→ What the task requires
Seek out every line containing the word "text", and copy each.

→ Supplied records
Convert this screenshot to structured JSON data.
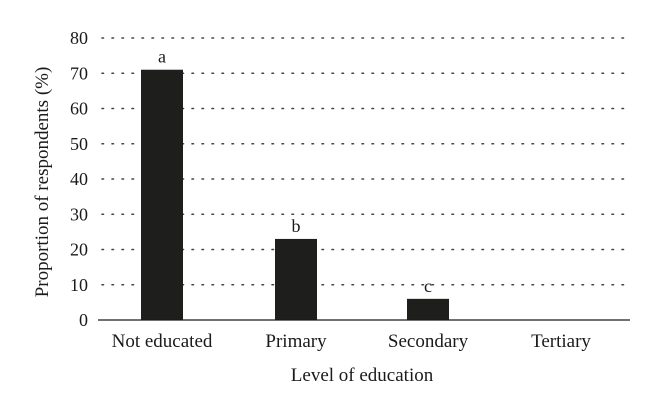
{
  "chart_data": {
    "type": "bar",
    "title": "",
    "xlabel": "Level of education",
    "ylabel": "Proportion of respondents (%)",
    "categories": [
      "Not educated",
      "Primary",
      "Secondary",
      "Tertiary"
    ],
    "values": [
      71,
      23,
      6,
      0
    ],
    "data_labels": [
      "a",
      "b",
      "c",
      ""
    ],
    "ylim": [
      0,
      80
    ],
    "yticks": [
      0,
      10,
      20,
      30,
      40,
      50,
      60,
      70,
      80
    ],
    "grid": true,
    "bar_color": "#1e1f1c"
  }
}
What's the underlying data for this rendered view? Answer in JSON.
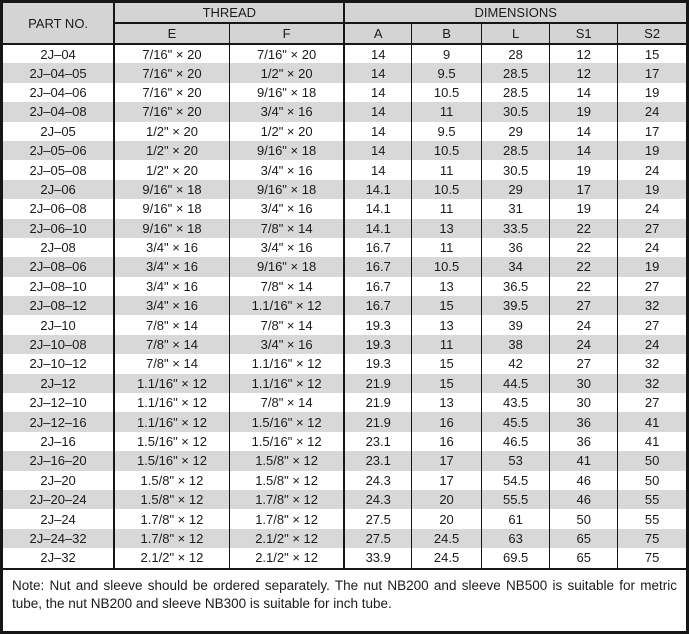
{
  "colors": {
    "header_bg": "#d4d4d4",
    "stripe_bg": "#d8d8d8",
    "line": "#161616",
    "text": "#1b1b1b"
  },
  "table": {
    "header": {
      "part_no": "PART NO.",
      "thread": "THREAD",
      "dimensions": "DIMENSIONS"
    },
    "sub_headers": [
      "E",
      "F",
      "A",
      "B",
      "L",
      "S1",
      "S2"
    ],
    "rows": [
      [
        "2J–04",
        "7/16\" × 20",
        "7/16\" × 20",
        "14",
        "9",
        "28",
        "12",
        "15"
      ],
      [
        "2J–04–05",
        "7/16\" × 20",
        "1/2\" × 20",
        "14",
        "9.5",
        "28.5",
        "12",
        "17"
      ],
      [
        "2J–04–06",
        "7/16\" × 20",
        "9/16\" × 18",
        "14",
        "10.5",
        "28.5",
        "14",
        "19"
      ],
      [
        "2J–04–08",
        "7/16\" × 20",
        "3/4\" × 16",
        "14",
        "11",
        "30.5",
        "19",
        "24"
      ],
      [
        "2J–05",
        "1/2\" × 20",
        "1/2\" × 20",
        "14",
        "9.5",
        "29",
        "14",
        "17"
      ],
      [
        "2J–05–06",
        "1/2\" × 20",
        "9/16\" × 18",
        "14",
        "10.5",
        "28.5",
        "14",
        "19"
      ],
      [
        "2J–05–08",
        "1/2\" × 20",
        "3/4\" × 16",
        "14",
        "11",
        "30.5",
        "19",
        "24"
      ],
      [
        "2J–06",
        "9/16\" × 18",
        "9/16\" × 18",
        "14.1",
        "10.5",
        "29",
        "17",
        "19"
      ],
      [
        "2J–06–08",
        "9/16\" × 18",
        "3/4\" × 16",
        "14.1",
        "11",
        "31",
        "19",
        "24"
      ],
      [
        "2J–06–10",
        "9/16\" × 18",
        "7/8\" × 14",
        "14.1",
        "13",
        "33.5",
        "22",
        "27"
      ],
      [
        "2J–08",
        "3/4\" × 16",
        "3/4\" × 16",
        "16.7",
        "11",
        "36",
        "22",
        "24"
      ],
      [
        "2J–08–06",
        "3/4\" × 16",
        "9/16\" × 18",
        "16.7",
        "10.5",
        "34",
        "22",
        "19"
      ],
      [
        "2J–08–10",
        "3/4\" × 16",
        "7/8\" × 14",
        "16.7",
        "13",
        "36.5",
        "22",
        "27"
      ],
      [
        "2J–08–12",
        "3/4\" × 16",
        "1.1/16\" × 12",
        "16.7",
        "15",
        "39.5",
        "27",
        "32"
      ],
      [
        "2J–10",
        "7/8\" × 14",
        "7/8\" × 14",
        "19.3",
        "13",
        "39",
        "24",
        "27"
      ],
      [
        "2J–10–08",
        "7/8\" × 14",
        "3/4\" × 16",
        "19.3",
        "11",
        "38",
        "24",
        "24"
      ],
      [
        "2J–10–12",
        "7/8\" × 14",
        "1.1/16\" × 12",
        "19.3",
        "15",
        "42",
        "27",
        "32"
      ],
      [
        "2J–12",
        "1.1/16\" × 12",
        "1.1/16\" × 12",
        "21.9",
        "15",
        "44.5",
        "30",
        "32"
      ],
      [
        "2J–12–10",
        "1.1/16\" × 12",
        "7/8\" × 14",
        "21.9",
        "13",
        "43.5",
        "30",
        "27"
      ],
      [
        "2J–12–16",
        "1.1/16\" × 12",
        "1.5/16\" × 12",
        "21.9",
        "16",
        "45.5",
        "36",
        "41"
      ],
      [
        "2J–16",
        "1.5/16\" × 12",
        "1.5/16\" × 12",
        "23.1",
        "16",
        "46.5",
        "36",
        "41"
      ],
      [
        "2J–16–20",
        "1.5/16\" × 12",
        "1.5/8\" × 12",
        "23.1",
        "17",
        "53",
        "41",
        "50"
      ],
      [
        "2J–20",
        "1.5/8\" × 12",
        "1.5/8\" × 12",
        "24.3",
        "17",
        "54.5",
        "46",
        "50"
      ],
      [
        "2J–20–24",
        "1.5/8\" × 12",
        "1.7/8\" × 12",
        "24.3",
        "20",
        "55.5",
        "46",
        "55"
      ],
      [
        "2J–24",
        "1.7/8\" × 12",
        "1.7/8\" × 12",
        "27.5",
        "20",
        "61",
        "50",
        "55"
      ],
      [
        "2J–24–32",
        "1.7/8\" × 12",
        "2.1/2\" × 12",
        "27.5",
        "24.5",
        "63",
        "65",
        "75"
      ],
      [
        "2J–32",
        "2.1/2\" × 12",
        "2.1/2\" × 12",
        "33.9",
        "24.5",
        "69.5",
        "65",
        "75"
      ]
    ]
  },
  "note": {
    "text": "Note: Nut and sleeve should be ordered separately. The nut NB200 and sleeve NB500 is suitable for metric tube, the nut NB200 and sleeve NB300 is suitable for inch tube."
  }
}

→ Output
    "text": "#1b1b1b"
    "text": "Note: Nut and sleeve should be ordered separately. The nut NB200 and sleeve NB500 is suitable for metric tube, the nut NB200 and sleeve NB300 is suitable for inch tube."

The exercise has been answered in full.